### INPUT

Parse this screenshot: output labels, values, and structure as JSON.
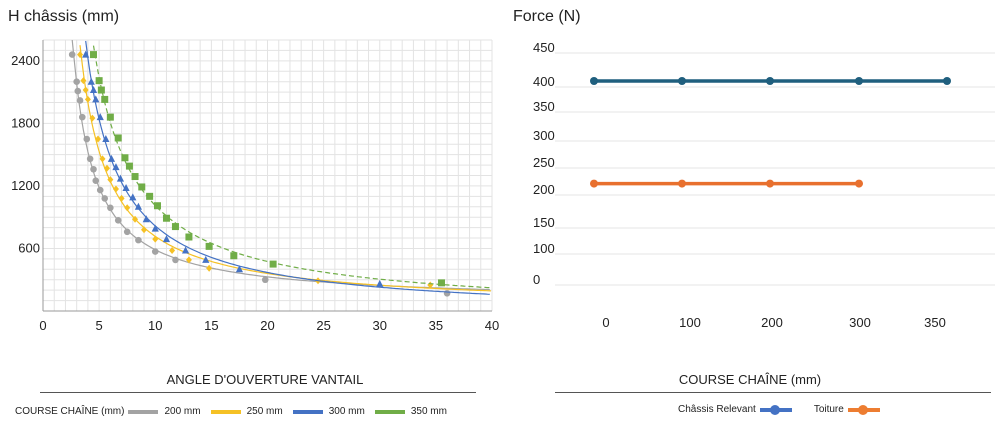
{
  "chart_data": [
    {
      "type": "scatter",
      "ylabel": "H châssis (mm)",
      "xlabel": "ANGLE D'OUVERTURE VANTAIL",
      "xlim": [
        0,
        40
      ],
      "ylim": [
        0,
        2600
      ],
      "x_ticks": [
        "0",
        "5",
        "10",
        "15",
        "20",
        "25",
        "30",
        "35",
        "40"
      ],
      "y_ticks": [
        "600",
        "1200",
        "1800",
        "2400"
      ],
      "grid": true,
      "legend_title": "COURSE CHAÎNE (mm)",
      "legend_position": "bottom",
      "series": [
        {
          "name": "200 mm",
          "color": "#a3a3a3",
          "marker": "circle",
          "x": [
            2.6,
            3.0,
            3.1,
            3.3,
            3.5,
            3.9,
            4.2,
            4.5,
            4.7,
            5.1,
            5.5,
            6.0,
            6.7,
            7.5,
            8.5,
            10.0,
            11.8,
            19.8,
            36.0
          ],
          "y": [
            2460,
            2200,
            2110,
            2020,
            1860,
            1650,
            1460,
            1360,
            1250,
            1160,
            1080,
            990,
            870,
            760,
            680,
            570,
            490,
            300,
            170
          ]
        },
        {
          "name": "250 mm",
          "color": "#f5c125",
          "marker": "diamond",
          "x": [
            3.3,
            3.6,
            3.8,
            4.0,
            4.4,
            4.9,
            5.3,
            5.7,
            6.0,
            6.5,
            7.0,
            7.5,
            8.2,
            9.0,
            10.0,
            11.5,
            13.0,
            14.8,
            24.5,
            34.5
          ],
          "y": [
            2460,
            2210,
            2120,
            2030,
            1850,
            1650,
            1460,
            1370,
            1260,
            1170,
            1080,
            990,
            880,
            780,
            690,
            580,
            490,
            410,
            290,
            250
          ]
        },
        {
          "name": "300 mm",
          "color": "#4472c4",
          "marker": "triangle",
          "x": [
            3.8,
            4.3,
            4.5,
            4.7,
            5.1,
            5.6,
            6.1,
            6.5,
            6.9,
            7.4,
            8.0,
            8.5,
            9.2,
            10.0,
            11.0,
            12.7,
            14.5,
            17.5,
            30.0
          ],
          "y": [
            2460,
            2200,
            2120,
            2030,
            1860,
            1650,
            1460,
            1380,
            1270,
            1180,
            1090,
            1000,
            880,
            790,
            690,
            580,
            490,
            400,
            260
          ]
        },
        {
          "name": "350 mm",
          "color": "#70ad47",
          "marker": "square",
          "x": [
            4.5,
            5.0,
            5.2,
            5.5,
            6.0,
            6.7,
            7.3,
            7.7,
            8.2,
            8.8,
            9.5,
            10.2,
            11.0,
            11.8,
            13.0,
            14.8,
            17.0,
            20.5,
            35.5
          ],
          "y": [
            2460,
            2210,
            2120,
            2030,
            1860,
            1660,
            1470,
            1390,
            1290,
            1190,
            1100,
            1010,
            890,
            810,
            710,
            620,
            530,
            450,
            270
          ]
        }
      ]
    },
    {
      "type": "line",
      "ylabel": "Force (N)",
      "xlabel": "COURSE CHAÎNE (mm)",
      "x_ticks": [
        "0",
        "100",
        "200",
        "300",
        "350"
      ],
      "y_ticks": [
        "0",
        "100",
        "150",
        "200",
        "250",
        "300",
        "350",
        "400",
        "450"
      ],
      "grid": true,
      "legend_position": "bottom",
      "series": [
        {
          "name": "Châssis Relevant",
          "color": "#1f5f7e",
          "x": [
            0,
            100,
            200,
            300,
            350
          ],
          "y": [
            400,
            400,
            400,
            400,
            400
          ]
        },
        {
          "name": "Toiture",
          "color": "#e8702e",
          "x": [
            0,
            100,
            200,
            300
          ],
          "y": [
            210,
            210,
            210,
            210
          ]
        }
      ]
    }
  ]
}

######

**SHORT PROBLEM:** Search the data for the string "CHAÎNE". List each line that has it.

**SOLUTION FOR THIS PROBLEM:**
      "legend_title": "COURSE CHAÎNE (mm)",
      "xlabel": "COURSE CHAÎNE (mm)",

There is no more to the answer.